Data:

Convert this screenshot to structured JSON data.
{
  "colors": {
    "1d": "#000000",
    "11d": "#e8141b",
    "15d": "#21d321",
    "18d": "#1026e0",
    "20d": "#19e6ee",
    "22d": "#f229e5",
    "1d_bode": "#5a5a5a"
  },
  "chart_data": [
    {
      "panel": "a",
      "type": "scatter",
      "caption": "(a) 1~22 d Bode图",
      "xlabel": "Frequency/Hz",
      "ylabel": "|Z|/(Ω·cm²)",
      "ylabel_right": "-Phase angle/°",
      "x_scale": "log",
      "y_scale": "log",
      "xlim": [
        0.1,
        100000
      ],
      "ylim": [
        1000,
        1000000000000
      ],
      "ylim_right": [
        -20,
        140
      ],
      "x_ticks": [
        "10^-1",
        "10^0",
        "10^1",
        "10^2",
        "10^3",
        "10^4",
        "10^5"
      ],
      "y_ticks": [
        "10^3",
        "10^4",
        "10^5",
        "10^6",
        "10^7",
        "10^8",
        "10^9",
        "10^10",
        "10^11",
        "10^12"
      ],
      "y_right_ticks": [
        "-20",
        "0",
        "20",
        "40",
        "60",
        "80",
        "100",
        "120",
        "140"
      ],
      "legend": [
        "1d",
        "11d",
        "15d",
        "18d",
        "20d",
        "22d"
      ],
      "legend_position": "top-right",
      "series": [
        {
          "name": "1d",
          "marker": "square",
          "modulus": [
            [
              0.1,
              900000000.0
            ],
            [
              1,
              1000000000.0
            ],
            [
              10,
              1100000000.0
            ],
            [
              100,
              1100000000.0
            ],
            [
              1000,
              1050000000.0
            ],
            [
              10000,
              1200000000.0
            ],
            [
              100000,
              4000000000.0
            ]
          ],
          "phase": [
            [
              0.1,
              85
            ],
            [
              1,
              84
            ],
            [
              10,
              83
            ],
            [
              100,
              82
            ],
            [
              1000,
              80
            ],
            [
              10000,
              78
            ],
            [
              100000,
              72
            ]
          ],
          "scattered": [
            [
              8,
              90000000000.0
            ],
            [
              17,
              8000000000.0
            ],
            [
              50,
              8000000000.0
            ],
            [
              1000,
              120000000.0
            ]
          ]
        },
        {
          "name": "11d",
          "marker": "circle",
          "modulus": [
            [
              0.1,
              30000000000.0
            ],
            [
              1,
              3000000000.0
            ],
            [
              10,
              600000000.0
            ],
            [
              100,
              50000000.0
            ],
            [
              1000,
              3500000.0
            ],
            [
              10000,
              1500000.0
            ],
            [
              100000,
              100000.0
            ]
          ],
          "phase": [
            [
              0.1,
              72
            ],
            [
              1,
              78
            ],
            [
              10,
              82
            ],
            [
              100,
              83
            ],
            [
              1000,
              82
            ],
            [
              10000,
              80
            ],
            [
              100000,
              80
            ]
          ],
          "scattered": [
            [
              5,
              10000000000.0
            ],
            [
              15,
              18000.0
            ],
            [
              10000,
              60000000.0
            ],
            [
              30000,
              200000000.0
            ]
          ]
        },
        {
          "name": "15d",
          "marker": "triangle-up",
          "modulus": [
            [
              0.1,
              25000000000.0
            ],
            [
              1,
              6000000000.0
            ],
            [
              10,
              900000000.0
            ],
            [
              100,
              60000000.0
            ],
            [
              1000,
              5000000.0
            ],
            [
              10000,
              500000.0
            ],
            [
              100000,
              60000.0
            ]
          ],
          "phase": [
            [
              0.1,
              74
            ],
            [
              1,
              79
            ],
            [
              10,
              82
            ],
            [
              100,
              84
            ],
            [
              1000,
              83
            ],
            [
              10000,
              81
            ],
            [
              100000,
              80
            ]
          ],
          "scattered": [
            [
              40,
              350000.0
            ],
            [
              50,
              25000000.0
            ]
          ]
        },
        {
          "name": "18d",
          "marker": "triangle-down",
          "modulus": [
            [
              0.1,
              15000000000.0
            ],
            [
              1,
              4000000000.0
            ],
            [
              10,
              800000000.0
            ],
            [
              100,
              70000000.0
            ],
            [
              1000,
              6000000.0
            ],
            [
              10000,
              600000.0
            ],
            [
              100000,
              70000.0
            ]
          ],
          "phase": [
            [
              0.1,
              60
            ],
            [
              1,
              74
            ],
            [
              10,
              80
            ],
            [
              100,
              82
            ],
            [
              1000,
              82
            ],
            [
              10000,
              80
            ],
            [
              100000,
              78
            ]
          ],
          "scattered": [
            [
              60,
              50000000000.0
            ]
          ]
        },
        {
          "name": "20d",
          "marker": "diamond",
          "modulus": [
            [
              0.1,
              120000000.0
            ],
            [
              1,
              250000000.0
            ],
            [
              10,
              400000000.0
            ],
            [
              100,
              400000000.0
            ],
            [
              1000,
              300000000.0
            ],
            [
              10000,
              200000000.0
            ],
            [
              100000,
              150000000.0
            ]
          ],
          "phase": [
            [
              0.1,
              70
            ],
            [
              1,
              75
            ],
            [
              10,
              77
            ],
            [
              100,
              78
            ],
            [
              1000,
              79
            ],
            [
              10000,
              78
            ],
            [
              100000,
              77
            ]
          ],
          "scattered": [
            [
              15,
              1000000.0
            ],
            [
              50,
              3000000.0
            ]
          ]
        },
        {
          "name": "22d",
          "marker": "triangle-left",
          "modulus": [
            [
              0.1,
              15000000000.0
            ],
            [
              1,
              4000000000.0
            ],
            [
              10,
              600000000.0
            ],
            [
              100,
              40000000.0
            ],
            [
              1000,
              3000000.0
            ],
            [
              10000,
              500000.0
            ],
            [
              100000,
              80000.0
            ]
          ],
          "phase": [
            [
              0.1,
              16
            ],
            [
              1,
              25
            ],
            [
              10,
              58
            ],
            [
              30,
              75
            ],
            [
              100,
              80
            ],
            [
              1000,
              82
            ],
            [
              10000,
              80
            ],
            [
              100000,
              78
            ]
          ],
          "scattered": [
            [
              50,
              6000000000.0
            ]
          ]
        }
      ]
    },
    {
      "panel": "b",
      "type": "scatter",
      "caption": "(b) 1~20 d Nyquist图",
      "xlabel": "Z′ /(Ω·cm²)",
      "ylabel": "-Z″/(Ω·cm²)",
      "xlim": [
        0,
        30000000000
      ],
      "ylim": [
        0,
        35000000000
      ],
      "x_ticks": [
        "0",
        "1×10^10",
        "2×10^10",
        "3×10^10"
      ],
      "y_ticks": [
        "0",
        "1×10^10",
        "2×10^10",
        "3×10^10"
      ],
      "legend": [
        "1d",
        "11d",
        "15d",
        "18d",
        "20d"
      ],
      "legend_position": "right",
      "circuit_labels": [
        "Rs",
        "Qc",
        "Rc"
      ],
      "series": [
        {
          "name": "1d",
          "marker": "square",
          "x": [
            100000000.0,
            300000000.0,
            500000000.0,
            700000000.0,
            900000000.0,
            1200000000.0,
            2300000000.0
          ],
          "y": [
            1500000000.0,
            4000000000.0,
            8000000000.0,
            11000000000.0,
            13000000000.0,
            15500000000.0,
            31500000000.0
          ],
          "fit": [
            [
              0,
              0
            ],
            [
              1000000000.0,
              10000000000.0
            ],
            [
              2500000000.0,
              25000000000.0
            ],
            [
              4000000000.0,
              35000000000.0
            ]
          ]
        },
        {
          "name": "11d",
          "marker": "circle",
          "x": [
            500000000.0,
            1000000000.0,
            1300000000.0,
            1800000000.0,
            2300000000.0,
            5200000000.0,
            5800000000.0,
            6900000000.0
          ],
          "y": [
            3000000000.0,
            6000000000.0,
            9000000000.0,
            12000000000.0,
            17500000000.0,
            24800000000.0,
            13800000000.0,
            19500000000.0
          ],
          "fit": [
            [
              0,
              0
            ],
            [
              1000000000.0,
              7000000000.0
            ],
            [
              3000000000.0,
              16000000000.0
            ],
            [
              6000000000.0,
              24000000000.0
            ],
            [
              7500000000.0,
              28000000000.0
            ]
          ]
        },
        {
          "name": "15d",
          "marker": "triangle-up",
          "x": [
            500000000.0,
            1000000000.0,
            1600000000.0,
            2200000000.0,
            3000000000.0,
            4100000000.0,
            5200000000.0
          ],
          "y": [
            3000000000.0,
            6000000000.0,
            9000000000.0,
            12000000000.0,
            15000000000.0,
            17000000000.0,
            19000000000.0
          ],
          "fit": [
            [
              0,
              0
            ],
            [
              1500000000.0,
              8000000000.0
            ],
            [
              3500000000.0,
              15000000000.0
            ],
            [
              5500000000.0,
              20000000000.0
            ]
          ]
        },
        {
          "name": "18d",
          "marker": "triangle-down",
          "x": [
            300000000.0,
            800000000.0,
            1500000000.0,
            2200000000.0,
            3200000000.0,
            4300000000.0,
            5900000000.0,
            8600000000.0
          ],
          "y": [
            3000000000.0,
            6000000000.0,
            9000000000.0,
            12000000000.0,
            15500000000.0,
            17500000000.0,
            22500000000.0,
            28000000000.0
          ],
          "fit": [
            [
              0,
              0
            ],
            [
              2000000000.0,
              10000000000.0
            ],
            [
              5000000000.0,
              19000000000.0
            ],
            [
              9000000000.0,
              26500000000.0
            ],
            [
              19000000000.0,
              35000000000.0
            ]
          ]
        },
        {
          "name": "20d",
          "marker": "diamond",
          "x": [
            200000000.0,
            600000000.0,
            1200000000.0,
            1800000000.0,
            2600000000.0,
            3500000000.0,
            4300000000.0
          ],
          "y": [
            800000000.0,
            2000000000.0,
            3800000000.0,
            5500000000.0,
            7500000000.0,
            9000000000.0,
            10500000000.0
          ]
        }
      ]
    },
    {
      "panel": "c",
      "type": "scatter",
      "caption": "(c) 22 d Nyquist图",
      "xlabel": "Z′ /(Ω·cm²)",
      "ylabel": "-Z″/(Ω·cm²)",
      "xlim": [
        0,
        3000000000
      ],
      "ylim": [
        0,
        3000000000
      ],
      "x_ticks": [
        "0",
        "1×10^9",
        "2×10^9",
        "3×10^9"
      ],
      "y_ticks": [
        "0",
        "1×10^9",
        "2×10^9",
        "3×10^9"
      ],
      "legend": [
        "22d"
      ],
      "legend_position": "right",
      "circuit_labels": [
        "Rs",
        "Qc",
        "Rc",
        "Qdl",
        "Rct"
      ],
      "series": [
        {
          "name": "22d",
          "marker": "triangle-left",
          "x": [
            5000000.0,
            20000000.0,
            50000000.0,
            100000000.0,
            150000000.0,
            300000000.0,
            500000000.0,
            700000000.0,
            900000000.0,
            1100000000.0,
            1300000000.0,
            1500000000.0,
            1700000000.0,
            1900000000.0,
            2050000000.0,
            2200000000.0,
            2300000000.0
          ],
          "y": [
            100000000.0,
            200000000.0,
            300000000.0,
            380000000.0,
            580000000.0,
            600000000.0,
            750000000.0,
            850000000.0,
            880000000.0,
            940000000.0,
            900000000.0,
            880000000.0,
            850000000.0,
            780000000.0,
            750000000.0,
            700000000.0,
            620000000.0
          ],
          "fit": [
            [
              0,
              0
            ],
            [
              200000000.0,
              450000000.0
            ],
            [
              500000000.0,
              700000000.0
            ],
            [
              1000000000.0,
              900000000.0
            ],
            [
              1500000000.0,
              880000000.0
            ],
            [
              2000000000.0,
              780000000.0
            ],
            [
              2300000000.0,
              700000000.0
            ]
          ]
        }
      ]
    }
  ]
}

Short problem: Respond with the number of lines containing "caption" and no additional words.

Output of the task: 3